The task: Say how many lines in the data below contain the word "content", and give no other text.

Provided records:
□ □ □ □ □ □ □
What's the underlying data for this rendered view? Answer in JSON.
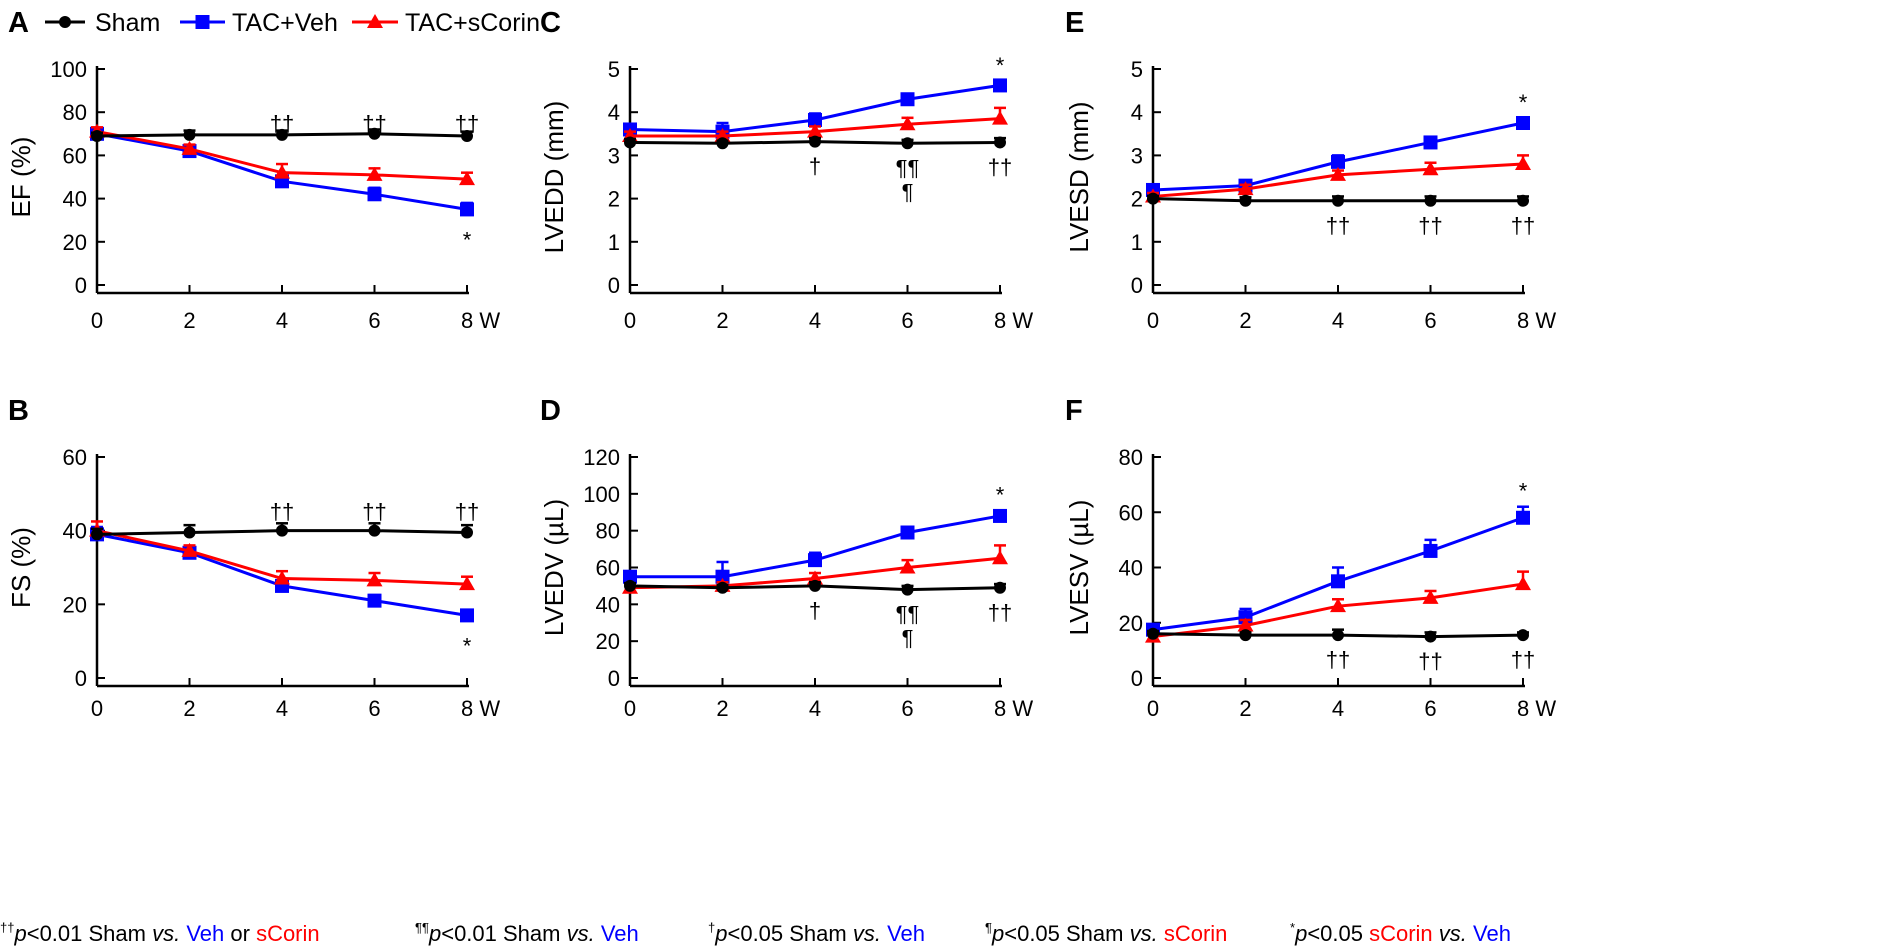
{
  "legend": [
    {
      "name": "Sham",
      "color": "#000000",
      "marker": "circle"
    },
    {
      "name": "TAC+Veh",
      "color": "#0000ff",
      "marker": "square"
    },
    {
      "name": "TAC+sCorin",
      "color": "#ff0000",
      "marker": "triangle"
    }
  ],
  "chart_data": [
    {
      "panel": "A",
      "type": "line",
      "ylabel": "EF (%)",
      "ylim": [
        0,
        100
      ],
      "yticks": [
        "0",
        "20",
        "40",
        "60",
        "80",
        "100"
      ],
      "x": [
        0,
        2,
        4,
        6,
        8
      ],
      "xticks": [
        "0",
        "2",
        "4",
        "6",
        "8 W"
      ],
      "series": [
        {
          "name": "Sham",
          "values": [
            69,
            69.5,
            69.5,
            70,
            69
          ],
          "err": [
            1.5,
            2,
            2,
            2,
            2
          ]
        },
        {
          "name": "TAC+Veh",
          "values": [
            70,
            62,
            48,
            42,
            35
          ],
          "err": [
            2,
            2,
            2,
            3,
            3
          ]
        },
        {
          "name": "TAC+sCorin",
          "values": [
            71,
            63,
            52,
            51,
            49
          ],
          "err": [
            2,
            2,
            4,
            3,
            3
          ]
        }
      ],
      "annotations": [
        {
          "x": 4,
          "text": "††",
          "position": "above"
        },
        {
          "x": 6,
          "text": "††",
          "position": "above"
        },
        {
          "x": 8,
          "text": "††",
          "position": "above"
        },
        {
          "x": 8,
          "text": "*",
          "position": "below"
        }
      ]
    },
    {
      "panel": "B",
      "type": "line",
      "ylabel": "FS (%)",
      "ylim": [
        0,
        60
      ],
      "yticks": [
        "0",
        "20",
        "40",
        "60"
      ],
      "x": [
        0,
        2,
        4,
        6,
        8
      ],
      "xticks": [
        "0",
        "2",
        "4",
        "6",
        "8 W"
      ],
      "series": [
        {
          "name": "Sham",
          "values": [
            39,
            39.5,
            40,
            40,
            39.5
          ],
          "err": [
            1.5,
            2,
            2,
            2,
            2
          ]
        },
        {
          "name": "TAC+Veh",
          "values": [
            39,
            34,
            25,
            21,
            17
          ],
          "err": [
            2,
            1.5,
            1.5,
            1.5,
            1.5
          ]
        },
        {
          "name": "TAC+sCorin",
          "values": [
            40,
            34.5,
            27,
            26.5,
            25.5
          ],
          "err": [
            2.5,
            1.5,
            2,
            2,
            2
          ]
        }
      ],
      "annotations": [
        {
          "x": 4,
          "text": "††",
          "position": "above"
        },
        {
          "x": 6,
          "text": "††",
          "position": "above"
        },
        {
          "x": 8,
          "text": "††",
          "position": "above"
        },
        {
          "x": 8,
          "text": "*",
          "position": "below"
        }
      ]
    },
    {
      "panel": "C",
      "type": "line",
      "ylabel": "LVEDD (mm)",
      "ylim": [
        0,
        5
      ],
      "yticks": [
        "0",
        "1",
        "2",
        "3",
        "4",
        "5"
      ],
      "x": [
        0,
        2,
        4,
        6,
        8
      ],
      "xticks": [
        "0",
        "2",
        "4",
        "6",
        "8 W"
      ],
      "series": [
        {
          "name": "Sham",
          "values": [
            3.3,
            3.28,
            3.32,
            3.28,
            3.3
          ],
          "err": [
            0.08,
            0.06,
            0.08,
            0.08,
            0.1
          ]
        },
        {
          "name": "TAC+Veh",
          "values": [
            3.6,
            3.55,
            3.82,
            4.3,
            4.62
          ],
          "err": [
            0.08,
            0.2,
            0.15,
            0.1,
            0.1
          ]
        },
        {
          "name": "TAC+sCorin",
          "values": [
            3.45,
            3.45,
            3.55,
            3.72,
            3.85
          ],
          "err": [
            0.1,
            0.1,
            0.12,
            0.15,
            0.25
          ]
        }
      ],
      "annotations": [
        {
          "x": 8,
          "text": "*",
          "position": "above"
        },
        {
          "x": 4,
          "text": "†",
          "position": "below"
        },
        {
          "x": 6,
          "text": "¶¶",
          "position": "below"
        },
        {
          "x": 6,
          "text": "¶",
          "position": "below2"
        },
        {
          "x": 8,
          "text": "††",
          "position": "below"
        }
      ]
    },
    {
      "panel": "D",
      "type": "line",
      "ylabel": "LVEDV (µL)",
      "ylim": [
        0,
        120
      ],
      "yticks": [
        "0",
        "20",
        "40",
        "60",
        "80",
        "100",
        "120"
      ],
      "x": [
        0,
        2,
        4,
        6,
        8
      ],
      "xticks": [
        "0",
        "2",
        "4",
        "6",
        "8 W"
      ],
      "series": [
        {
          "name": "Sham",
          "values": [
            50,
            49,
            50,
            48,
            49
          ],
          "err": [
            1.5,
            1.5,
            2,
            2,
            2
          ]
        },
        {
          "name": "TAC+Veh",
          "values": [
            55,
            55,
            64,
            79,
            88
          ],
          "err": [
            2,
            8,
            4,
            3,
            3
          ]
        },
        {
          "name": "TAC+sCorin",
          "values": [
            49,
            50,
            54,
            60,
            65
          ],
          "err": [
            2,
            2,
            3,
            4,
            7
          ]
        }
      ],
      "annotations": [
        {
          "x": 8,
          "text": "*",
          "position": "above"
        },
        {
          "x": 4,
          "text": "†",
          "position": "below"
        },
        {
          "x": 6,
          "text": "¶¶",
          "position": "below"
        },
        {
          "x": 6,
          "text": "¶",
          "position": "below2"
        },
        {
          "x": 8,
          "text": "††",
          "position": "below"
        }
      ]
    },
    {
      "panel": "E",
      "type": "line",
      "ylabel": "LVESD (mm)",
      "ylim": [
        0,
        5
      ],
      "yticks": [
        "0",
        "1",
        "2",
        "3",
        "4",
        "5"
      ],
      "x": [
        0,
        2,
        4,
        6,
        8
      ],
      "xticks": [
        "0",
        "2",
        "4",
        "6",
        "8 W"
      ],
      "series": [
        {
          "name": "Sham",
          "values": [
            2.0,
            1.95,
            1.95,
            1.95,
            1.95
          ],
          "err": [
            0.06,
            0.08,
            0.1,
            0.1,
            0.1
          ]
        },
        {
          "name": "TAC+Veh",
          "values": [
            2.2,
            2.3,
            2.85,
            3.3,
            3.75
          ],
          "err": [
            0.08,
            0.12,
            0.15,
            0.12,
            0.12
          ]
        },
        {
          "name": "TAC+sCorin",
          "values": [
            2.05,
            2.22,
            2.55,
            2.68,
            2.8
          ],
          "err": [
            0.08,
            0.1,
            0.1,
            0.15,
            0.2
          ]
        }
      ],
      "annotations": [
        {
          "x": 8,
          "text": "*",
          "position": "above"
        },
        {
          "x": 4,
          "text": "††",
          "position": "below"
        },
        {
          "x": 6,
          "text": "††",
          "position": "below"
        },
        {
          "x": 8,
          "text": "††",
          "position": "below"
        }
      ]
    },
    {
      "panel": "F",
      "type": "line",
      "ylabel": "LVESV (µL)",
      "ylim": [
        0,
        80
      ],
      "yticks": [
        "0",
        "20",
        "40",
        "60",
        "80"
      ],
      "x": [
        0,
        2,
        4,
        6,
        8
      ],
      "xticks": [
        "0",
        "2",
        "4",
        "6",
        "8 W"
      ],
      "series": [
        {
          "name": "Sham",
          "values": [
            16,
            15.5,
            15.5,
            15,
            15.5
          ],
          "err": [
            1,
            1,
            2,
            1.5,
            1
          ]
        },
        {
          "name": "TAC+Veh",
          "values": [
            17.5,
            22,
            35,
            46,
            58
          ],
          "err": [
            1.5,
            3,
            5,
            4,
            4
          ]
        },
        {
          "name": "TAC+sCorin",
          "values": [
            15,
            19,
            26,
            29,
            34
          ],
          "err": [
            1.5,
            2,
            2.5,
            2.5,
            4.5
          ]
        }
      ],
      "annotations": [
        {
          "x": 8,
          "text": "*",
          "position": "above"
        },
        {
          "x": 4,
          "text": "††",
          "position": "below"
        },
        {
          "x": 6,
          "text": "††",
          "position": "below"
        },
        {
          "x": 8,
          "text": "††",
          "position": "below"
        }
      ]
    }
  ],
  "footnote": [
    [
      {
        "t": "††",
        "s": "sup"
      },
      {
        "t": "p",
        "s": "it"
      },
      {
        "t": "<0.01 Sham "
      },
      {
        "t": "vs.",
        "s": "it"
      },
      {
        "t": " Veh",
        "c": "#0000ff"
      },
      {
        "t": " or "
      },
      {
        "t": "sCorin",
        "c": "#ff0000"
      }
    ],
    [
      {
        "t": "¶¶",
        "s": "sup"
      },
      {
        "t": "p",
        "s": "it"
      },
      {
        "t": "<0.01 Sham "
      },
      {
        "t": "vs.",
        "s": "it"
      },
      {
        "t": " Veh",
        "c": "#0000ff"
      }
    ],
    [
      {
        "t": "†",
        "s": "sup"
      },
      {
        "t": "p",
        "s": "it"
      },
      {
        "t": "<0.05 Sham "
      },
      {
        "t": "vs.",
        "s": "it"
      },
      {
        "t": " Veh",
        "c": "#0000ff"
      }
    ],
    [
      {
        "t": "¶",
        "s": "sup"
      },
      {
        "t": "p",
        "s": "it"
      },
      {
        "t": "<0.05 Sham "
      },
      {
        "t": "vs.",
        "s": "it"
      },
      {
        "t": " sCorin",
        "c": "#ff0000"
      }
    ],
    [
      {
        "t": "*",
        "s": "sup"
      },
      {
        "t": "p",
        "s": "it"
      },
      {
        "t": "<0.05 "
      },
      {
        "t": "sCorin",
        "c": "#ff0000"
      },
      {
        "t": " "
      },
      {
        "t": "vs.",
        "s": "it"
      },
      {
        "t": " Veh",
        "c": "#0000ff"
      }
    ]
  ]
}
□ □ □ □ □ □ □
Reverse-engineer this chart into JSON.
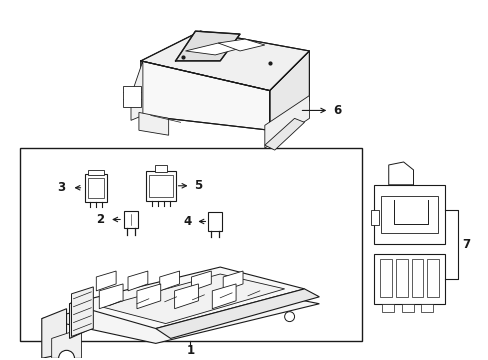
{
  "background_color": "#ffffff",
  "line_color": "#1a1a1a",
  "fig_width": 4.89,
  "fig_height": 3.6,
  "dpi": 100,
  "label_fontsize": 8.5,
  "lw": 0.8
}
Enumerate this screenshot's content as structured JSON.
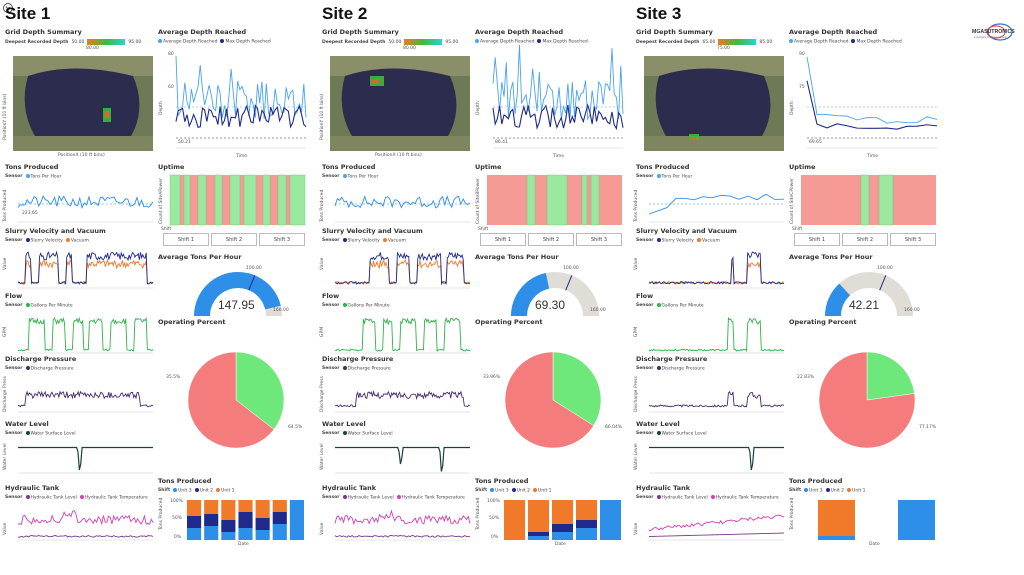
□ □ □ □ □ □ □
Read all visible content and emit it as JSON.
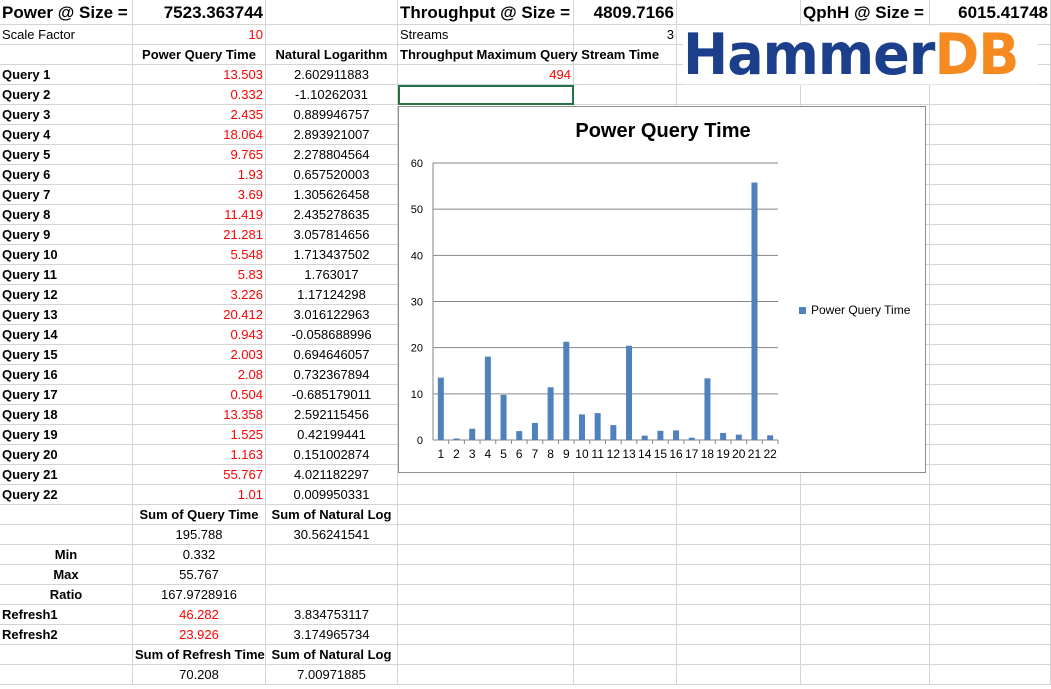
□ □ □ □ □ □ □
Result of the exercise: 2